**The task:**
Take the material and output all of it exactly.

**Task inputs:**

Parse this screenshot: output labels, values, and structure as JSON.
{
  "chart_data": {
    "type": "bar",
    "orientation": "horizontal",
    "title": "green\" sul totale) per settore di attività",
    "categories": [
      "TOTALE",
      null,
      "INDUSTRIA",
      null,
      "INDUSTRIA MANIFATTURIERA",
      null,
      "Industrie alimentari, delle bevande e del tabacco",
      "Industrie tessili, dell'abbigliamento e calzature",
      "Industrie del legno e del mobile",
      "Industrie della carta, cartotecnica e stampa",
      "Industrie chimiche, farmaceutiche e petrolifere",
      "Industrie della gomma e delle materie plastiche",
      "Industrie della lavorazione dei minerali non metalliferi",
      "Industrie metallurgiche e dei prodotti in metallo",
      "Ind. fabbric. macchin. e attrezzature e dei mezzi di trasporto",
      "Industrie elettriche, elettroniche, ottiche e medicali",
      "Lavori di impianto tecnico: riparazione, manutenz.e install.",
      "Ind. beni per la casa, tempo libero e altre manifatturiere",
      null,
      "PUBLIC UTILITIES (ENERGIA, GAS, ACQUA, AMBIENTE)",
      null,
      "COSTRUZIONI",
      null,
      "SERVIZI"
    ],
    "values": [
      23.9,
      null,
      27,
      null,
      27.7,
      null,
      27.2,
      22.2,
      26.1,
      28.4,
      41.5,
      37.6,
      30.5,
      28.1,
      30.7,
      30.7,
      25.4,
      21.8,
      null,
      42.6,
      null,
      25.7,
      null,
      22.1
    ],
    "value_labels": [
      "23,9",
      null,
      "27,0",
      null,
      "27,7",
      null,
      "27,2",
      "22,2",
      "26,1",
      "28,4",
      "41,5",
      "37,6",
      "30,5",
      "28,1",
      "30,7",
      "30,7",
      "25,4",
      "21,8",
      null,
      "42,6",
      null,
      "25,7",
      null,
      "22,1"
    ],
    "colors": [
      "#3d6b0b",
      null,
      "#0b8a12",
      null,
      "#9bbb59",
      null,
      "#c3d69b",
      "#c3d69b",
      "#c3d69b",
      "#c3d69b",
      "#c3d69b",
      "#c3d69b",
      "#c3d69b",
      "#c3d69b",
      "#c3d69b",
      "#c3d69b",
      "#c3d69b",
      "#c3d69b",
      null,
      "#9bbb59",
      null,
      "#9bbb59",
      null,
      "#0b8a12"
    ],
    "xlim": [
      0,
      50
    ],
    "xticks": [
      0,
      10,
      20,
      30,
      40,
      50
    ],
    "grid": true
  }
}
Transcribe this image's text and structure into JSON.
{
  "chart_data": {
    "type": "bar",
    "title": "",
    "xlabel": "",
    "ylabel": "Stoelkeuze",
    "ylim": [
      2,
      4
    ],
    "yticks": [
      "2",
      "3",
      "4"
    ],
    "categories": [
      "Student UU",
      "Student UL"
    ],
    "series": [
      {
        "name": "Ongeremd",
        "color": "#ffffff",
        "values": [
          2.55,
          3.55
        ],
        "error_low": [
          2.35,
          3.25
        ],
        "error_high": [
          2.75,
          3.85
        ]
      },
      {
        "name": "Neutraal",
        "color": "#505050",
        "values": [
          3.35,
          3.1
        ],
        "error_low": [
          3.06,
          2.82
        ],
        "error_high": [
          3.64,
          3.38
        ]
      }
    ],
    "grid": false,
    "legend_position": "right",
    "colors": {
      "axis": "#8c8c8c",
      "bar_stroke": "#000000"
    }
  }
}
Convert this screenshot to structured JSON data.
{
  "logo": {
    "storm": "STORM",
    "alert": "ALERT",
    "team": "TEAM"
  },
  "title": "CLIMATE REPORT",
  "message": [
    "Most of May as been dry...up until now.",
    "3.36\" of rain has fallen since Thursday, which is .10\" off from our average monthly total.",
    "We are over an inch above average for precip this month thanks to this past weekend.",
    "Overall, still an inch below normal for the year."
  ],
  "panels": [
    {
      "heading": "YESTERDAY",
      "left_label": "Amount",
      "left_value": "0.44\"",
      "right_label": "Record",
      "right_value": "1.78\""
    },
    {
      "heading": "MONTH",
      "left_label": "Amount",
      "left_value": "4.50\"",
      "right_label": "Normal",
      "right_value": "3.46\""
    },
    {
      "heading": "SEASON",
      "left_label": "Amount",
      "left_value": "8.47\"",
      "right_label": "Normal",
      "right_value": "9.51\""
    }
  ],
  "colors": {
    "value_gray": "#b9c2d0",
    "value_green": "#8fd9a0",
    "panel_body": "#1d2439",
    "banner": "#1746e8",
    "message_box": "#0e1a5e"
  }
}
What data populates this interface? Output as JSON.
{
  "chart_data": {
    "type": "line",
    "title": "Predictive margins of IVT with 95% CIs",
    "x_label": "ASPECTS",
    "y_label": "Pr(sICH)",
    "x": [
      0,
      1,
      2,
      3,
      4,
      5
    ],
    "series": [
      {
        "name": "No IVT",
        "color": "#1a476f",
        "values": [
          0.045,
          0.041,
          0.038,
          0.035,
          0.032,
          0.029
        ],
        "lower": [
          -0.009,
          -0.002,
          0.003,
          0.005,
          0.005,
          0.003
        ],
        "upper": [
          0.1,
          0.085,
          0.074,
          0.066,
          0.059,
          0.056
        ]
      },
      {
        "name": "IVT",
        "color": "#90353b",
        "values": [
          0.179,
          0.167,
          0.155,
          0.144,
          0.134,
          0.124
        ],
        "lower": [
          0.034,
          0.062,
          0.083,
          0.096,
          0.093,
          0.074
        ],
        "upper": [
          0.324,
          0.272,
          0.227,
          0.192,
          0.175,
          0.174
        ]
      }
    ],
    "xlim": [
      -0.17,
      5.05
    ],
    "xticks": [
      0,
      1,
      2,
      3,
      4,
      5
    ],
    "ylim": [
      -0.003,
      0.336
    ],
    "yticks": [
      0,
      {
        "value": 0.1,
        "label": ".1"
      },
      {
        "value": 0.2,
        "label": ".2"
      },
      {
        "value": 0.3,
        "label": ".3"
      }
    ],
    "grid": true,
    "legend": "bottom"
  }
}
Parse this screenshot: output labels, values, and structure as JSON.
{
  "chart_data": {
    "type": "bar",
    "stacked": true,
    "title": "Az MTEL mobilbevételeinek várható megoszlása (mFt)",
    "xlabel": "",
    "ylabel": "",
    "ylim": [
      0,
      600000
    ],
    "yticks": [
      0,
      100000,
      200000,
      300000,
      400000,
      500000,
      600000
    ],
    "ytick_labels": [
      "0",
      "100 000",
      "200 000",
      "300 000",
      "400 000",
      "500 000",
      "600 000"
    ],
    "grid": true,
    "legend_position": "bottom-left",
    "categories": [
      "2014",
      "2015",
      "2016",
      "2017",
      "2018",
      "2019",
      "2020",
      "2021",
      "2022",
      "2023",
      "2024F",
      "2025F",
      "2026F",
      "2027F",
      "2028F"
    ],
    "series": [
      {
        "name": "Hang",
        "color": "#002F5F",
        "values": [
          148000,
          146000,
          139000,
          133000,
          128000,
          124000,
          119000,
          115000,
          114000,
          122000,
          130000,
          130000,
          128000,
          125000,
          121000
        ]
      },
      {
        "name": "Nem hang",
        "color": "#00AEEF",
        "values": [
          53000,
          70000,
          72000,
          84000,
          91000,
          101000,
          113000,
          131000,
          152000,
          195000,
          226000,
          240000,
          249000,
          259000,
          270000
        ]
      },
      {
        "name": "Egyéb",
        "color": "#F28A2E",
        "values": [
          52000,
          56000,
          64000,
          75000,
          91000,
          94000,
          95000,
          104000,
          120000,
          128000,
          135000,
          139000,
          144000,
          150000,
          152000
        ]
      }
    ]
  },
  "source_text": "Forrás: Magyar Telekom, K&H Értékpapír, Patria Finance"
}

**Output of the exercise:**
Parse this screenshot: output labels, values, and structure as JSON.
{
  "chart_data": {
    "type": "bar",
    "orientation": "horizontal",
    "title": "green\" sul totale) per settore di attività",
    "categories": [
      "TOTALE",
      null,
      "INDUSTRIA",
      null,
      "INDUSTRIA MANIFATTURIERA",
      null,
      "Industrie alimentari, delle bevande e del tabacco",
      "Industrie tessili, dell'abbigliamento e calzature",
      "Industrie del legno e del mobile",
      "Industrie della carta, cartotecnica e stampa",
      "Industrie chimiche, farmaceutiche e petrolifere",
      "Industrie della gomma e delle materie plastiche",
      "Industrie della lavorazione dei minerali non metalliferi",
      "Industrie metallurgiche e dei prodotti in metallo",
      "Ind. fabbric. macchin. e attrezzature e dei mezzi di trasporto",
      "Industrie elettriche, elettroniche, ottiche e medicali",
      "Lavori di impianto tecnico: riparazione, manutenz.e install.",
      "Ind. beni per la casa, tempo libero e altre manifatturiere",
      null,
      "PUBLIC UTILITIES (ENERGIA, GAS, ACQUA, AMBIENTE)",
      null,
      "COSTRUZIONI",
      null,
      "SERVIZI"
    ],
    "values": [
      23.9,
      null,
      27,
      null,
      27.7,
      null,
      27.2,
      22.2,
      26.1,
      28.4,
      41.5,
      37.6,
      30.5,
      28.1,
      30.7,
      30.7,
      25.4,
      21.8,
      null,
      42.6,
      null,
      25.7,
      null,
      22.1
    ],
    "value_labels": [
      "23,9",
      null,
      "27,0",
      null,
      "27,7",
      null,
      "27,2",
      "22,2",
      "26,1",
      "28,4",
      "41,5",
      "37,6",
      "30,5",
      "28,1",
      "30,7",
      "30,7",
      "25,4",
      "21,8",
      null,
      "42,6",
      null,
      "25,7",
      null,
      "22,1"
    ],
    "colors": [
      "#3d6b0b",
      null,
      "#0b8a12",
      null,
      "#9bbb59",
      null,
      "#c3d69b",
      "#c3d69b",
      "#c3d69b",
      "#c3d69b",
      "#c3d69b",
      "#c3d69b",
      "#c3d69b",
      "#c3d69b",
      "#c3d69b",
      "#c3d69b",
      "#c3d69b",
      "#c3d69b",
      null,
      "#9bbb59",
      null,
      "#9bbb59",
      null,
      "#0b8a12"
    ],
    "xlim": [
      0,
      50
    ],
    "xticks": [
      0,
      10,
      20,
      30,
      40,
      50
    ],
    "grid": true
  }
}
Transcribe this image's text and structure into JSON.
{
  "chart_data": {
    "type": "bar",
    "title": "",
    "xlabel": "",
    "ylabel": "Stoelkeuze",
    "ylim": [
      2,
      4
    ],
    "yticks": [
      "2",
      "3",
      "4"
    ],
    "categories": [
      "Student UU",
      "Student UL"
    ],
    "series": [
      {
        "name": "Ongeremd",
        "color": "#ffffff",
        "values": [
          2.55,
          3.55
        ],
        "error_low": [
          2.35,
          3.25
        ],
        "error_high": [
          2.75,
          3.85
        ]
      },
      {
        "name": "Neutraal",
        "color": "#505050",
        "values": [
          3.35,
          3.1
        ],
        "error_low": [
          3.06,
          2.82
        ],
        "error_high": [
          3.64,
          3.38
        ]
      }
    ],
    "grid": false,
    "legend_position": "right",
    "colors": {
      "axis": "#8c8c8c",
      "bar_stroke": "#000000"
    }
  }
}
Convert this screenshot to structured JSON data.
{
  "logo": {
    "storm": "STORM",
    "alert": "ALERT",
    "team": "TEAM"
  },
  "title": "CLIMATE REPORT",
  "message": [
    "Most of May as been dry...up until now.",
    "3.36\" of rain has fallen since Thursday, which is .10\" off from our average monthly total.",
    "We are over an inch above average for precip this month thanks to this past weekend.",
    "Overall, still an inch below normal for the year."
  ],
  "panels": [
    {
      "heading": "YESTERDAY",
      "left_label": "Amount",
      "left_value": "0.44\"",
      "right_label": "Record",
      "right_value": "1.78\""
    },
    {
      "heading": "MONTH",
      "left_label": "Amount",
      "left_value": "4.50\"",
      "right_label": "Normal",
      "right_value": "3.46\""
    },
    {
      "heading": "SEASON",
      "left_label": "Amount",
      "left_value": "8.47\"",
      "right_label": "Normal",
      "right_value": "9.51\""
    }
  ],
  "colors": {
    "value_gray": "#b9c2d0",
    "value_green": "#8fd9a0",
    "panel_body": "#1d2439",
    "banner": "#1746e8",
    "message_box": "#0e1a5e"
  }
}
What data populates this interface? Output as JSON.
{
  "chart_data": {
    "type": "line",
    "title": "Predictive margins of IVT with 95% CIs",
    "x_label": "ASPECTS",
    "y_label": "Pr(sICH)",
    "x": [
      0,
      1,
      2,
      3,
      4,
      5
    ],
    "series": [
      {
        "name": "No IVT",
        "color": "#1a476f",
        "values": [
          0.045,
          0.041,
          0.038,
          0.035,
          0.032,
          0.029
        ],
        "lower": [
          -0.009,
          -0.002,
          0.003,
          0.005,
          0.005,
          0.003
        ],
        "upper": [
          0.1,
          0.085,
          0.074,
          0.066,
          0.059,
          0.056
        ]
      },
      {
        "name": "IVT",
        "color": "#90353b",
        "values": [
          0.179,
          0.167,
          0.155,
          0.144,
          0.134,
          0.124
        ],
        "lower": [
          0.034,
          0.062,
          0.083,
          0.096,
          0.093,
          0.074
        ],
        "upper": [
          0.324,
          0.272,
          0.227,
          0.192,
          0.175,
          0.174
        ]
      }
    ],
    "xlim": [
      -0.17,
      5.05
    ],
    "xticks": [
      0,
      1,
      2,
      3,
      4,
      5
    ],
    "ylim": [
      -0.003,
      0.336
    ],
    "yticks": [
      0,
      {
        "value": 0.1,
        "label": ".1"
      },
      {
        "value": 0.2,
        "label": ".2"
      },
      {
        "value": 0.3,
        "label": ".3"
      }
    ],
    "grid": true,
    "legend": "bottom"
  }
}
Parse this screenshot: output labels, values, and structure as JSON.
{
  "chart_data": {
    "type": "bar",
    "stacked": true,
    "title": "Az MTEL mobilbevételeinek várható megoszlása (mFt)",
    "xlabel": "",
    "ylabel": "",
    "ylim": [
      0,
      600000
    ],
    "yticks": [
      0,
      100000,
      200000,
      300000,
      400000,
      500000,
      600000
    ],
    "ytick_labels": [
      "0",
      "100 000",
      "200 000",
      "300 000",
      "400 000",
      "500 000",
      "600 000"
    ],
    "grid": true,
    "legend_position": "bottom-left",
    "categories": [
      "2014",
      "2015",
      "2016",
      "2017",
      "2018",
      "2019",
      "2020",
      "2021",
      "2022",
      "2023",
      "2024F",
      "2025F",
      "2026F",
      "2027F",
      "2028F"
    ],
    "series": [
      {
        "name": "Hang",
        "color": "#002F5F",
        "values": [
          148000,
          146000,
          139000,
          133000,
          128000,
          124000,
          119000,
          115000,
          114000,
          122000,
          130000,
          130000,
          128000,
          125000,
          121000
        ]
      },
      {
        "name": "Nem hang",
        "color": "#00AEEF",
        "values": [
          53000,
          70000,
          72000,
          84000,
          91000,
          101000,
          113000,
          131000,
          152000,
          195000,
          226000,
          240000,
          249000,
          259000,
          270000
        ]
      },
      {
        "name": "Egyéb",
        "color": "#F28A2E",
        "values": [
          52000,
          56000,
          64000,
          75000,
          91000,
          94000,
          95000,
          104000,
          120000,
          128000,
          135000,
          139000,
          144000,
          150000,
          152000
        ]
      }
    ]
  },
  "source_text": "Forrás: Magyar Telekom, K&H Értékpapír, Patria Finance"
}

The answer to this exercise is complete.